======== Records provided
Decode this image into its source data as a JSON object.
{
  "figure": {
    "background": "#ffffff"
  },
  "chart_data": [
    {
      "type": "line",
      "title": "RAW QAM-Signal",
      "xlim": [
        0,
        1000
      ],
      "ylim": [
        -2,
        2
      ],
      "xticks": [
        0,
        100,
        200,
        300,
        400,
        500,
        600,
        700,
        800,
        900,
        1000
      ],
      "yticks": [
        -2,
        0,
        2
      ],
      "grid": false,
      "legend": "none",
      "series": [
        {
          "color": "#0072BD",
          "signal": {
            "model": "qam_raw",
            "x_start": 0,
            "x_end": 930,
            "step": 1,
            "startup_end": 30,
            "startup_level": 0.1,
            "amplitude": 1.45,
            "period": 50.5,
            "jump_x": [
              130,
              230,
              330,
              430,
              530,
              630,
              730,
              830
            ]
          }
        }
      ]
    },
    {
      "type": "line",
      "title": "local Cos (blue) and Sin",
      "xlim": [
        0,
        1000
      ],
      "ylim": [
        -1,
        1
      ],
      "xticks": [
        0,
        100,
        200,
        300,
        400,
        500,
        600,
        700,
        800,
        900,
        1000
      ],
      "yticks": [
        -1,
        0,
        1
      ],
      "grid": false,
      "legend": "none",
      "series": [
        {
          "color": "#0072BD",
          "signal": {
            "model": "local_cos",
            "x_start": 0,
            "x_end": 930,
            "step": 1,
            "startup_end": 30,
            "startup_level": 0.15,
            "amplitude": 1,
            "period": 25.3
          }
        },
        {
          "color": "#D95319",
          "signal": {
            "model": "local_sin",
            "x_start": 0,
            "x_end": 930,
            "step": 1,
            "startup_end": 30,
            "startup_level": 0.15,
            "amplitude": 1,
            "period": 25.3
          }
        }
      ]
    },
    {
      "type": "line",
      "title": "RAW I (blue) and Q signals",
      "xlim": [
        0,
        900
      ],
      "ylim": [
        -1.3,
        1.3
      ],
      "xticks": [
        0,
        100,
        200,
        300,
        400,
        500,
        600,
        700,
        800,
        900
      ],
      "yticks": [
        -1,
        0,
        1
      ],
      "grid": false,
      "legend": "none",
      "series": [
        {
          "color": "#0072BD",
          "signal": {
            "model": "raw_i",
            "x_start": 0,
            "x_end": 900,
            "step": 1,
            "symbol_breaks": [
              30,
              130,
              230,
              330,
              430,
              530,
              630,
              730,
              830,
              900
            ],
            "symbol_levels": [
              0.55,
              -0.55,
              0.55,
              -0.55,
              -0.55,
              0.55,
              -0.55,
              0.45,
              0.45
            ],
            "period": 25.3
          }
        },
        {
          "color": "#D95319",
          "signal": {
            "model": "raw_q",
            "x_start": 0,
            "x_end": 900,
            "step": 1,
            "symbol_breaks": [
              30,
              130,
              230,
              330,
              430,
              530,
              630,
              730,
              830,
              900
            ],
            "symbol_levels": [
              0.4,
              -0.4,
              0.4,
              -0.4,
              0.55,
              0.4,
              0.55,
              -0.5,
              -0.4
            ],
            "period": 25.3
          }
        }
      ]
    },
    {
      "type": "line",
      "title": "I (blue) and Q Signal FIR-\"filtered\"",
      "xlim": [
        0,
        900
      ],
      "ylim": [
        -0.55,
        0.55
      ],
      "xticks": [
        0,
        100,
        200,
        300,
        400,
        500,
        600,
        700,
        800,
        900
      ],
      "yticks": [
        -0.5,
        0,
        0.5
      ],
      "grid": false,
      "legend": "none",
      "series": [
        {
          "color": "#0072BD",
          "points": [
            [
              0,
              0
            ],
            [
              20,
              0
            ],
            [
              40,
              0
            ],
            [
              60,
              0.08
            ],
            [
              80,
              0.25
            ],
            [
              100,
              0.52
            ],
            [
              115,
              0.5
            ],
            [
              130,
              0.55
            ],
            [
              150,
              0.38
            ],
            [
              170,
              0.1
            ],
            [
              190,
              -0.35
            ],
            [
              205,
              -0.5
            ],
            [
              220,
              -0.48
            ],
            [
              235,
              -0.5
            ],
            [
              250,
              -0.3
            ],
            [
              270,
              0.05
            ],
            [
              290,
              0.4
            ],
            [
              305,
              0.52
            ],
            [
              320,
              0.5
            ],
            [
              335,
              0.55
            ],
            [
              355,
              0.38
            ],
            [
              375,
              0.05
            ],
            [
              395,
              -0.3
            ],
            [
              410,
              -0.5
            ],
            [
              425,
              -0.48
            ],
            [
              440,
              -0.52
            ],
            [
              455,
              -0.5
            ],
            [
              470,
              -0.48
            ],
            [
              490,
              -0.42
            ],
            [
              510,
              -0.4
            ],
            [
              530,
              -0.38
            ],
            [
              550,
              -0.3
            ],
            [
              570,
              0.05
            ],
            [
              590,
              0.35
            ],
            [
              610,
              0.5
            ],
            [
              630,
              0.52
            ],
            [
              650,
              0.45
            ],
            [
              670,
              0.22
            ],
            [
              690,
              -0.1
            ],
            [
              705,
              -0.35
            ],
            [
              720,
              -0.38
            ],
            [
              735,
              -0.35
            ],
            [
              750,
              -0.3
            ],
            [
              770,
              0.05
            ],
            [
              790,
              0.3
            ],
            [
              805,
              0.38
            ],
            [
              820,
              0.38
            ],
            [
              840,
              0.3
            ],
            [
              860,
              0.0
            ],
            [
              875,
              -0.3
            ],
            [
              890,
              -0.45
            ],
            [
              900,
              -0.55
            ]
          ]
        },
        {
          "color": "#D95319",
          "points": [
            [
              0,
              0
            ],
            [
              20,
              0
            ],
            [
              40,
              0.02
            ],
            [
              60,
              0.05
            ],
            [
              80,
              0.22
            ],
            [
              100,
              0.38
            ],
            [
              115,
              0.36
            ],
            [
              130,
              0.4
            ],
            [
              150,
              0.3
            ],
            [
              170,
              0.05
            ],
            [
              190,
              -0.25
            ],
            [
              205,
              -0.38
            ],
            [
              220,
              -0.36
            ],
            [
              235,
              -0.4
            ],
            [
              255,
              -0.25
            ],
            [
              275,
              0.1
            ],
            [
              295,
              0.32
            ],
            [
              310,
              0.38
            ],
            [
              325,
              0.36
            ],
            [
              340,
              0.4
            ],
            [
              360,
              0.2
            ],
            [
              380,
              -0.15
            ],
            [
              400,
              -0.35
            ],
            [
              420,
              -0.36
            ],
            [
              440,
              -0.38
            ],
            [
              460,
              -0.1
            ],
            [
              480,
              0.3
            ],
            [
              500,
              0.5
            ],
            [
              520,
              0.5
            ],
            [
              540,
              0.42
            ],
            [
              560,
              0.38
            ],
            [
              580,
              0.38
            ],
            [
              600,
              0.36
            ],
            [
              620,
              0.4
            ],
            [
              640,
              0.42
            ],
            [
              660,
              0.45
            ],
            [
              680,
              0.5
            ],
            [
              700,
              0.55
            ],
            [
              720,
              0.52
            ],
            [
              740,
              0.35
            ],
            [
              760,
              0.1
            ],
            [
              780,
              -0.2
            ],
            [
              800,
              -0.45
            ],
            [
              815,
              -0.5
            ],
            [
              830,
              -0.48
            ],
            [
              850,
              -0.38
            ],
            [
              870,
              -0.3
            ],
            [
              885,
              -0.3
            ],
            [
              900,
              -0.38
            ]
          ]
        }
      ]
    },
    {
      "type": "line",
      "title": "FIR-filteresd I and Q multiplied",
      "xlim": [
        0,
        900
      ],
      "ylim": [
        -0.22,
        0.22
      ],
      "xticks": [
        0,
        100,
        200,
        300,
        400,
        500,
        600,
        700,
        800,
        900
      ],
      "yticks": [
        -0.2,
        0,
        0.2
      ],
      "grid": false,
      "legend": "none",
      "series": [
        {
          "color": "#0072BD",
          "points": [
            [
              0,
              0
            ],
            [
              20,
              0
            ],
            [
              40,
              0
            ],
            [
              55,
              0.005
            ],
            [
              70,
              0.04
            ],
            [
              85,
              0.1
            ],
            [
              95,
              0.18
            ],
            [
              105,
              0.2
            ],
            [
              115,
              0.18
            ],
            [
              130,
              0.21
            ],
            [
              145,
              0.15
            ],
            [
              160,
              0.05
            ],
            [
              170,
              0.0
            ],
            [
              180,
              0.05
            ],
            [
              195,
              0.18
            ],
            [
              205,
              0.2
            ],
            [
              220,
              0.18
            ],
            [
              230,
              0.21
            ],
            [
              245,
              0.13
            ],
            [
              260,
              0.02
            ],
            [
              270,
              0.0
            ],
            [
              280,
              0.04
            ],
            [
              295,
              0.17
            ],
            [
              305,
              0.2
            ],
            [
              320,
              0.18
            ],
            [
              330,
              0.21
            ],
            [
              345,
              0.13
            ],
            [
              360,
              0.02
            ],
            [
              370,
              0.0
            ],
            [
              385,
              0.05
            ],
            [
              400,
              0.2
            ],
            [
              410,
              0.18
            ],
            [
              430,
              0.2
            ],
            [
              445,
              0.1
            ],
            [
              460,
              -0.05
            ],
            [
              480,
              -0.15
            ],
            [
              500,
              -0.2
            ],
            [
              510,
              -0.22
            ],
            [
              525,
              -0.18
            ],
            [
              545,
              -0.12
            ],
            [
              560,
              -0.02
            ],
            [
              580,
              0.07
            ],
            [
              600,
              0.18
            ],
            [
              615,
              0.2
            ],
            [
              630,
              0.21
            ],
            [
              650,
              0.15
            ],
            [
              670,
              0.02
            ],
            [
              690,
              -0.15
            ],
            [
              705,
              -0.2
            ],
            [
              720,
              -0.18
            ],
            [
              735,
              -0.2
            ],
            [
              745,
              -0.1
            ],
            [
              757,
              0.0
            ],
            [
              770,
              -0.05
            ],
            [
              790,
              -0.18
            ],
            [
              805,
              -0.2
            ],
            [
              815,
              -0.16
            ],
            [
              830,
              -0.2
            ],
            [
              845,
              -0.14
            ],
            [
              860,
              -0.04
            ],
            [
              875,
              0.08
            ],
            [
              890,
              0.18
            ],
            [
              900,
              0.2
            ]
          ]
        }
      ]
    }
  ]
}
================
**Exercise description:**
In the entries above, find each line with the word "model" and copy it.

**Result for this exercise:**
            "model": "qam_raw",
            "model": "local_cos",
            "model": "local_sin",
            "model": "raw_i",
            "model": "raw_q",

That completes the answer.